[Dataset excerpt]

—————

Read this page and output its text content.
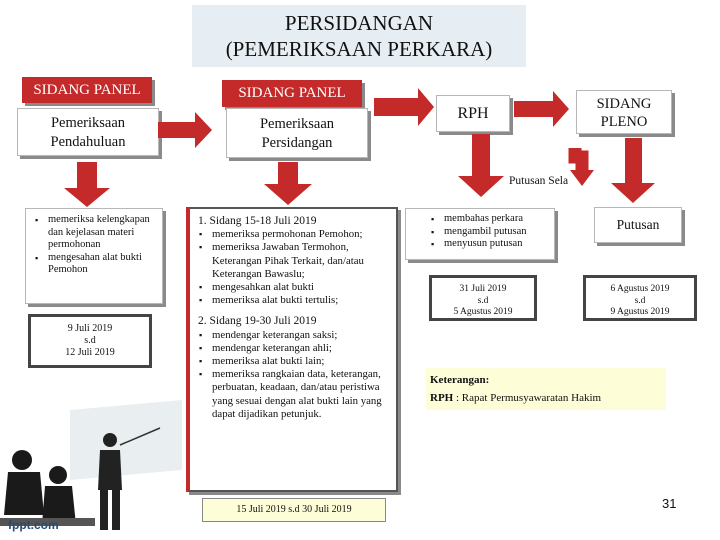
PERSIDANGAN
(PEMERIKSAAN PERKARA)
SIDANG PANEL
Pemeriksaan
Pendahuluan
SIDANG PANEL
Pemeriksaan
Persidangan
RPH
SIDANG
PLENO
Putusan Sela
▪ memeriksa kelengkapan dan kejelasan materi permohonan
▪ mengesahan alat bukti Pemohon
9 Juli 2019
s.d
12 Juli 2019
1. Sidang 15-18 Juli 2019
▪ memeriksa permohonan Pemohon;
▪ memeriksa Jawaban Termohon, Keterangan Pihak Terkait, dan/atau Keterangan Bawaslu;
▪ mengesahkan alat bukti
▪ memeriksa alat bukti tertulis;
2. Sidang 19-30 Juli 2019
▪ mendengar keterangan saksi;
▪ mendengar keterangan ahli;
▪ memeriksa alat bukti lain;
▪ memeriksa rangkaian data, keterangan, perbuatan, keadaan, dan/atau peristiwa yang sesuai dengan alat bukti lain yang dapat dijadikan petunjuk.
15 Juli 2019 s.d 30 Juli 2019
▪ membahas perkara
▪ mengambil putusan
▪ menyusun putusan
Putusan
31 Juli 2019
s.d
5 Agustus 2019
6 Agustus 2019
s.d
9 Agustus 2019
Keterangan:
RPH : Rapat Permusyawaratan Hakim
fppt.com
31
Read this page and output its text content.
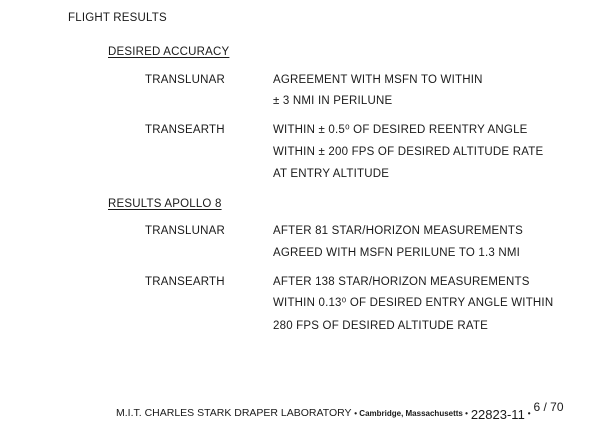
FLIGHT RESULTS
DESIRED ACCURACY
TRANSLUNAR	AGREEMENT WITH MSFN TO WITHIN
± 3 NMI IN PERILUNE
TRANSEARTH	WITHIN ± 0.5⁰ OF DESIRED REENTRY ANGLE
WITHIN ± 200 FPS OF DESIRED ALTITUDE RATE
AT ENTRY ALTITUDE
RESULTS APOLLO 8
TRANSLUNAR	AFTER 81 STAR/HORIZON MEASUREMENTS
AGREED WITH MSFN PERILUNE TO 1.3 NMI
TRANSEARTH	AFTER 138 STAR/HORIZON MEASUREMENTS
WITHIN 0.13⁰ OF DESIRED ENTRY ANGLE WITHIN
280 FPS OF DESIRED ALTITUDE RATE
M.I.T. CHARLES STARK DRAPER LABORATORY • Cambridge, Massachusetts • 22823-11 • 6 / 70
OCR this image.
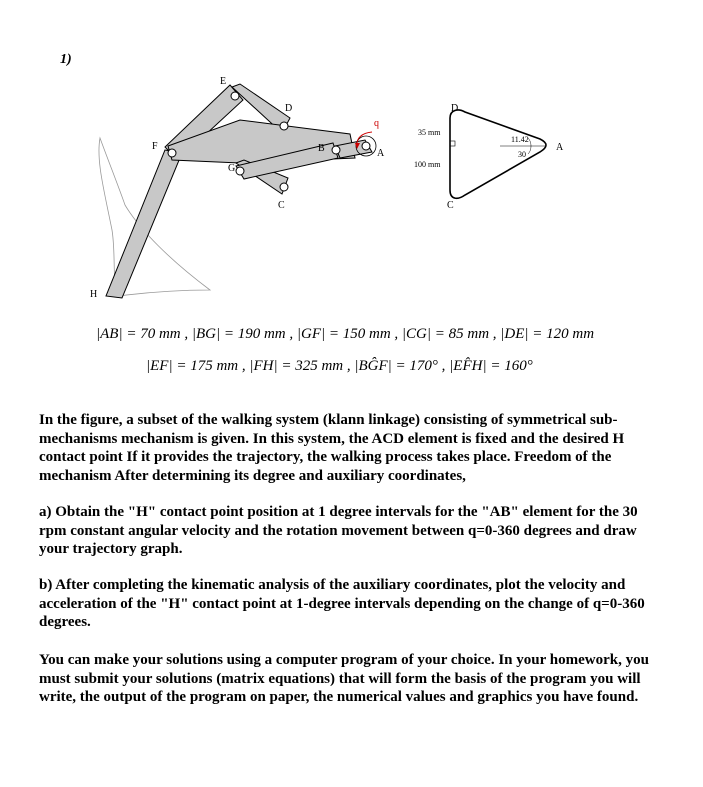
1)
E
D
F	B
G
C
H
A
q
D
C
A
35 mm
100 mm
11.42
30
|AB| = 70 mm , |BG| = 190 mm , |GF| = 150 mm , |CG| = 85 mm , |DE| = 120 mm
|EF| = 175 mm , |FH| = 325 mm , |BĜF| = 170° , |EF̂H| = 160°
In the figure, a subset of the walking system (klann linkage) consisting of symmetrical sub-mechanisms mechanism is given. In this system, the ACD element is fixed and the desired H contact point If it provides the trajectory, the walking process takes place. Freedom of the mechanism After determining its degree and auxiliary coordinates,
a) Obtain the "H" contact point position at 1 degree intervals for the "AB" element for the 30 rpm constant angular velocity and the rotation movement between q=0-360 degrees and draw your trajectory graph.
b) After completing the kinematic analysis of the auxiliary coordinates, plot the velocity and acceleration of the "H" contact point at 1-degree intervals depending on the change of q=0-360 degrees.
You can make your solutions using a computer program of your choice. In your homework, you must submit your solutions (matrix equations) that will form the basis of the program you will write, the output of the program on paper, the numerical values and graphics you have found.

—————

PROBLEM TO WORK ON: Identify each line containing the string "atau" and copy it out.

WRITTEN ANSWER:
▪ memeriksa Jawaban Termohon, Keterangan Pihak Terkait, dan/atau Keterangan Bawaslu;
▪ memeriksa rangkaian data, keterangan, perbuatan, keadaan, dan/atau peristiwa yang sesuai dengan alat bukti lain yang dapat dijadikan petunjuk.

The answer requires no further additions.